(Data entries)
'''

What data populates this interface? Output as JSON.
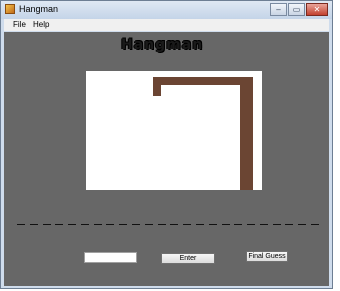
{
  "window": {
    "title": "Hangman",
    "controls": {
      "minimize": "–",
      "maximize": "▭",
      "close": "✕"
    }
  },
  "menu": {
    "items": [
      "File",
      "Help"
    ]
  },
  "game": {
    "heading": "Hangman",
    "gallows_color": "#6b4533",
    "canvas_color": "#ffffff",
    "blank_count": 24
  },
  "controls": {
    "guess_value": "",
    "enter_label": "Enter",
    "final_guess_label": "Final Guess"
  },
  "colors": {
    "client_background": "#676767",
    "frame": "#cfdcec"
  }
}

'''

Copy the data character for character, but drop all pictures from the copy.

What data populates this interface? Output as JSON.
{
  "window": {
    "title": "Hangman",
    "controls": {
      "minimize": "–",
      "maximize": "▭",
      "close": "✕"
    }
  },
  "menu": {
    "items": [
      "File",
      "Help"
    ]
  },
  "game": {
    "heading": "Hangman",
    "gallows_color": "#6b4533",
    "canvas_color": "#ffffff",
    "blank_count": 24
  },
  "controls": {
    "guess_value": "",
    "enter_label": "Enter",
    "final_guess_label": "Final Guess"
  },
  "colors": {
    "client_background": "#676767",
    "frame": "#cfdcec"
  }
}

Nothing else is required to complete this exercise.